**TASK DIRECTIONS**
Copy down all of the data underneath, exactly as shown.

**Entries taken from a collection**
-=-=-=-=-

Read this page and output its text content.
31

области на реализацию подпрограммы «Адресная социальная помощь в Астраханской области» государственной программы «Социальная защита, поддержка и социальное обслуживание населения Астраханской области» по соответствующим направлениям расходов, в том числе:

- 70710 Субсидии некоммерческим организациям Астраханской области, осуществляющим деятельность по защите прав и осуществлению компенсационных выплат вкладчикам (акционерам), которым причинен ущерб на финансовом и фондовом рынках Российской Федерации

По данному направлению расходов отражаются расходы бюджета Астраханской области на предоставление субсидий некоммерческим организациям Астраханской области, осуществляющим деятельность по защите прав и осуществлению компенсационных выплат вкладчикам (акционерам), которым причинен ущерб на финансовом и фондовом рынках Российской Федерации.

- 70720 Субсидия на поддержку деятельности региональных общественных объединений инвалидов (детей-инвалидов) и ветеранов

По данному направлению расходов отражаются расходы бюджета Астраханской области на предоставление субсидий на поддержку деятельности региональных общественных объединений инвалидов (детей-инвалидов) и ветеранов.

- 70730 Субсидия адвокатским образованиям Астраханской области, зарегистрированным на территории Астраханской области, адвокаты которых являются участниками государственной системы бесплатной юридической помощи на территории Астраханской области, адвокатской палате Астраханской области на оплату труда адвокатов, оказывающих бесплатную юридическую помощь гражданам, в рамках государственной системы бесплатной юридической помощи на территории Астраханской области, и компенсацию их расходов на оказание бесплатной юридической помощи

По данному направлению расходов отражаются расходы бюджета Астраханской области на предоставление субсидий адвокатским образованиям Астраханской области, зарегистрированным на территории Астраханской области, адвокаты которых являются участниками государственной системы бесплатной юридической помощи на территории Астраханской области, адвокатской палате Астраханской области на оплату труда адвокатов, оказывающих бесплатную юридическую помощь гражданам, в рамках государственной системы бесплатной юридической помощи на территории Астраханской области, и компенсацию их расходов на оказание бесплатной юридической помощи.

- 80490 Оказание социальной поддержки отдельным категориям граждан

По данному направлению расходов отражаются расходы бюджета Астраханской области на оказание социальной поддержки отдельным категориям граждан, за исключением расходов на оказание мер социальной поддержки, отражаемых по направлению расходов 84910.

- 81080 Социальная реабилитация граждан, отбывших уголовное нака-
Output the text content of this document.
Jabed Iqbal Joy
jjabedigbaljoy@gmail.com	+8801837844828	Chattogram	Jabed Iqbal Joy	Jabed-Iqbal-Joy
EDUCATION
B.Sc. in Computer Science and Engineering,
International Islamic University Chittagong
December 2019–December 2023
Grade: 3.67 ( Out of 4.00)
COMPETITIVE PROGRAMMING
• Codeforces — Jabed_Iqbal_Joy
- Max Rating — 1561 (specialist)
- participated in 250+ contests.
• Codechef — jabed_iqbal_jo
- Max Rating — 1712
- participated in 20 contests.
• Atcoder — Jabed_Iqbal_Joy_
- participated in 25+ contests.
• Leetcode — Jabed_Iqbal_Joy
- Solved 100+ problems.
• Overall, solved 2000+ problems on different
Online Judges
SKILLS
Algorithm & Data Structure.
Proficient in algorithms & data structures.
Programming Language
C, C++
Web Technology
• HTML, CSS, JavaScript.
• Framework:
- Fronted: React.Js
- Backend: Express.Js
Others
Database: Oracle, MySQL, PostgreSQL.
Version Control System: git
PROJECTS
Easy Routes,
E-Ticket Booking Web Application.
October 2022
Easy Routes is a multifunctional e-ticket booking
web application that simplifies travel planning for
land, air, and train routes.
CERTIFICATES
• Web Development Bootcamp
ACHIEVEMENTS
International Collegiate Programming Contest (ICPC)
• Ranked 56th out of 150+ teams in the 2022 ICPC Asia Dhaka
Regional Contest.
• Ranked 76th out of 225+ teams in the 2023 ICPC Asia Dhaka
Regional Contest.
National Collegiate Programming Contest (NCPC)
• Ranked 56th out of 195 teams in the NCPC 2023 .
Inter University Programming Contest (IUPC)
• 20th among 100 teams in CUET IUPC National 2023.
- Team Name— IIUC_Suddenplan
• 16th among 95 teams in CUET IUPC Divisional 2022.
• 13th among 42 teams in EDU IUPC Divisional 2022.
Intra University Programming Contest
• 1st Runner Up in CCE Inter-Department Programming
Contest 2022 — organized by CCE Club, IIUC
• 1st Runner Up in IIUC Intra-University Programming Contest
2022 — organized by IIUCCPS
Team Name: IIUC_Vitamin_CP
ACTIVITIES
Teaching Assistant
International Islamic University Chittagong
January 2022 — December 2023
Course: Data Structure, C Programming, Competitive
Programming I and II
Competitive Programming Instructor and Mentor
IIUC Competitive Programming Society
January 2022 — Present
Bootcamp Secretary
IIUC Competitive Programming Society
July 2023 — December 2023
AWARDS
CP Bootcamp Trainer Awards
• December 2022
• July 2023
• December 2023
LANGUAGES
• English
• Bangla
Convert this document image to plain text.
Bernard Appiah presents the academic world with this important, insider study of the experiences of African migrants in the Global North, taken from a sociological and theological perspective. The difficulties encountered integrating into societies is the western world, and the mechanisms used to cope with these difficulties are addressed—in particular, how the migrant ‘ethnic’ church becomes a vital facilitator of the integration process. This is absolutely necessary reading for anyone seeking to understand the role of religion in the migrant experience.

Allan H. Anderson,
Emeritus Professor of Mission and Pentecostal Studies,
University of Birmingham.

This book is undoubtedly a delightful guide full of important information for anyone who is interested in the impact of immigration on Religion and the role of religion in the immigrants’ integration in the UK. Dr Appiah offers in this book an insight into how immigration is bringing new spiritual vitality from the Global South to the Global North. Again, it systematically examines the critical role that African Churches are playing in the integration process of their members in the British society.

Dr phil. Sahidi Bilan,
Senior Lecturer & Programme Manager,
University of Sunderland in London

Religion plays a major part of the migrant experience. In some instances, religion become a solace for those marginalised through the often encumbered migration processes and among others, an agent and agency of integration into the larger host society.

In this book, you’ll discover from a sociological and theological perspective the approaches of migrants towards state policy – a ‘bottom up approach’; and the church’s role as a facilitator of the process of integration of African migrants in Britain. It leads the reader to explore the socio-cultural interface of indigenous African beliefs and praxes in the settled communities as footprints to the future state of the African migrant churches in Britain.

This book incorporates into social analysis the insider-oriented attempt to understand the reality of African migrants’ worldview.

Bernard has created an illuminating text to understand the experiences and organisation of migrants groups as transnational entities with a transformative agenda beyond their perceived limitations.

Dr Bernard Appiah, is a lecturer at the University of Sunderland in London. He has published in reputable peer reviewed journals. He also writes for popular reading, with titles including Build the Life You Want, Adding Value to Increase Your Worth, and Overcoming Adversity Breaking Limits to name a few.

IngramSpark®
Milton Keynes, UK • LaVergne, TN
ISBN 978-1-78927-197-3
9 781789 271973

-=-=-=-=-

**FULL SOLUTION**
Read this page and output its text content.
31

области на реализацию подпрограммы «Адресная социальная помощь в Астраханской области» государственной программы «Социальная защита, поддержка и социальное обслуживание населения Астраханской области» по соответствующим направлениям расходов, в том числе:

- 70710 Субсидии некоммерческим организациям Астраханской области, осуществляющим деятельность по защите прав и осуществлению компенсационных выплат вкладчикам (акционерам), которым причинен ущерб на финансовом и фондовом рынках Российской Федерации

По данному направлению расходов отражаются расходы бюджета Астраханской области на предоставление субсидий некоммерческим организациям Астраханской области, осуществляющим деятельность по защите прав и осуществлению компенсационных выплат вкладчикам (акционерам), которым причинен ущерб на финансовом и фондовом рынках Российской Федерации.

- 70720 Субсидия на поддержку деятельности региональных общественных объединений инвалидов (детей-инвалидов) и ветеранов

По данному направлению расходов отражаются расходы бюджета Астраханской области на предоставление субсидий на поддержку деятельности региональных общественных объединений инвалидов (детей-инвалидов) и ветеранов.

- 70730 Субсидия адвокатским образованиям Астраханской области, зарегистрированным на территории Астраханской области, адвокаты которых являются участниками государственной системы бесплатной юридической помощи на территории Астраханской области, адвокатской палате Астраханской области на оплату труда адвокатов, оказывающих бесплатную юридическую помощь гражданам, в рамках государственной системы бесплатной юридической помощи на территории Астраханской области, и компенсацию их расходов на оказание бесплатной юридической помощи

По данному направлению расходов отражаются расходы бюджета Астраханской области на предоставление субсидий адвокатским образованиям Астраханской области, зарегистрированным на территории Астраханской области, адвокаты которых являются участниками государственной системы бесплатной юридической помощи на территории Астраханской области, адвокатской палате Астраханской области на оплату труда адвокатов, оказывающих бесплатную юридическую помощь гражданам, в рамках государственной системы бесплатной юридической помощи на территории Астраханской области, и компенсацию их расходов на оказание бесплатной юридической помощи.

- 80490 Оказание социальной поддержки отдельным категориям граждан

По данному направлению расходов отражаются расходы бюджета Астраханской области на оказание социальной поддержки отдельным категориям граждан, за исключением расходов на оказание мер социальной поддержки, отражаемых по направлению расходов 84910.

- 81080 Социальная реабилитация граждан, отбывших уголовное нака-
Output the text content of this document.
Jabed Iqbal Joy
jjabedigbaljoy@gmail.com	+8801837844828	Chattogram	Jabed Iqbal Joy	Jabed-Iqbal-Joy
EDUCATION
B.Sc. in Computer Science and Engineering,
International Islamic University Chittagong
December 2019–December 2023
Grade: 3.67 ( Out of 4.00)
COMPETITIVE PROGRAMMING
• Codeforces — Jabed_Iqbal_Joy
- Max Rating — 1561 (specialist)
- participated in 250+ contests.
• Codechef — jabed_iqbal_jo
- Max Rating — 1712
- participated in 20 contests.
• Atcoder — Jabed_Iqbal_Joy_
- participated in 25+ contests.
• Leetcode — Jabed_Iqbal_Joy
- Solved 100+ problems.
• Overall, solved 2000+ problems on different
Online Judges
SKILLS
Algorithm & Data Structure.
Proficient in algorithms & data structures.
Programming Language
C, C++
Web Technology
• HTML, CSS, JavaScript.
• Framework:
- Fronted: React.Js
- Backend: Express.Js
Others
Database: Oracle, MySQL, PostgreSQL.
Version Control System: git
PROJECTS
Easy Routes,
E-Ticket Booking Web Application.
October 2022
Easy Routes is a multifunctional e-ticket booking
web application that simplifies travel planning for
land, air, and train routes.
CERTIFICATES
• Web Development Bootcamp
ACHIEVEMENTS
International Collegiate Programming Contest (ICPC)
• Ranked 56th out of 150+ teams in the 2022 ICPC Asia Dhaka
Regional Contest.
• Ranked 76th out of 225+ teams in the 2023 ICPC Asia Dhaka
Regional Contest.
National Collegiate Programming Contest (NCPC)
• Ranked 56th out of 195 teams in the NCPC 2023 .
Inter University Programming Contest (IUPC)
• 20th among 100 teams in CUET IUPC National 2023.
- Team Name— IIUC_Suddenplan
• 16th among 95 teams in CUET IUPC Divisional 2022.
• 13th among 42 teams in EDU IUPC Divisional 2022.
Intra University Programming Contest
• 1st Runner Up in CCE Inter-Department Programming
Contest 2022 — organized by CCE Club, IIUC
• 1st Runner Up in IIUC Intra-University Programming Contest
2022 — organized by IIUCCPS
Team Name: IIUC_Vitamin_CP
ACTIVITIES
Teaching Assistant
International Islamic University Chittagong
January 2022 — December 2023
Course: Data Structure, C Programming, Competitive
Programming I and II
Competitive Programming Instructor and Mentor
IIUC Competitive Programming Society
January 2022 — Present
Bootcamp Secretary
IIUC Competitive Programming Society
July 2023 — December 2023
AWARDS
CP Bootcamp Trainer Awards
• December 2022
• July 2023
• December 2023
LANGUAGES
• English
• Bangla
Convert this document image to plain text.
Bernard Appiah presents the academic world with this important, insider study of the experiences of African migrants in the Global North, taken from a sociological and theological perspective. The difficulties encountered integrating into societies is the western world, and the mechanisms used to cope with these difficulties are addressed—in particular, how the migrant ‘ethnic’ church becomes a vital facilitator of the integration process. This is absolutely necessary reading for anyone seeking to understand the role of religion in the migrant experience.

Allan H. Anderson,
Emeritus Professor of Mission and Pentecostal Studies,
University of Birmingham.

This book is undoubtedly a delightful guide full of important information for anyone who is interested in the impact of immigration on Religion and the role of religion in the immigrants’ integration in the UK. Dr Appiah offers in this book an insight into how immigration is bringing new spiritual vitality from the Global South to the Global North. Again, it systematically examines the critical role that African Churches are playing in the integration process of their members in the British society.

Dr phil. Sahidi Bilan,
Senior Lecturer & Programme Manager,
University of Sunderland in London

Religion plays a major part of the migrant experience. In some instances, religion become a solace for those marginalised through the often encumbered migration processes and among others, an agent and agency of integration into the larger host society.

In this book, you’ll discover from a sociological and theological perspective the approaches of migrants towards state policy – a ‘bottom up approach’; and the church’s role as a facilitator of the process of integration of African migrants in Britain. It leads the reader to explore the socio-cultural interface of indigenous African beliefs and praxes in the settled communities as footprints to the future state of the African migrant churches in Britain.

This book incorporates into social analysis the insider-oriented attempt to understand the reality of African migrants’ worldview.

Bernard has created an illuminating text to understand the experiences and organisation of migrants groups as transnational entities with a transformative agenda beyond their perceived limitations.

Dr Bernard Appiah, is a lecturer at the University of Sunderland in London. He has published in reputable peer reviewed journals. He also writes for popular reading, with titles including Build the Life You Want, Adding Value to Increase Your Worth, and Overcoming Adversity Breaking Limits to name a few.

IngramSpark®
Milton Keynes, UK • LaVergne, TN
ISBN 978-1-78927-197-3
9 781789 271973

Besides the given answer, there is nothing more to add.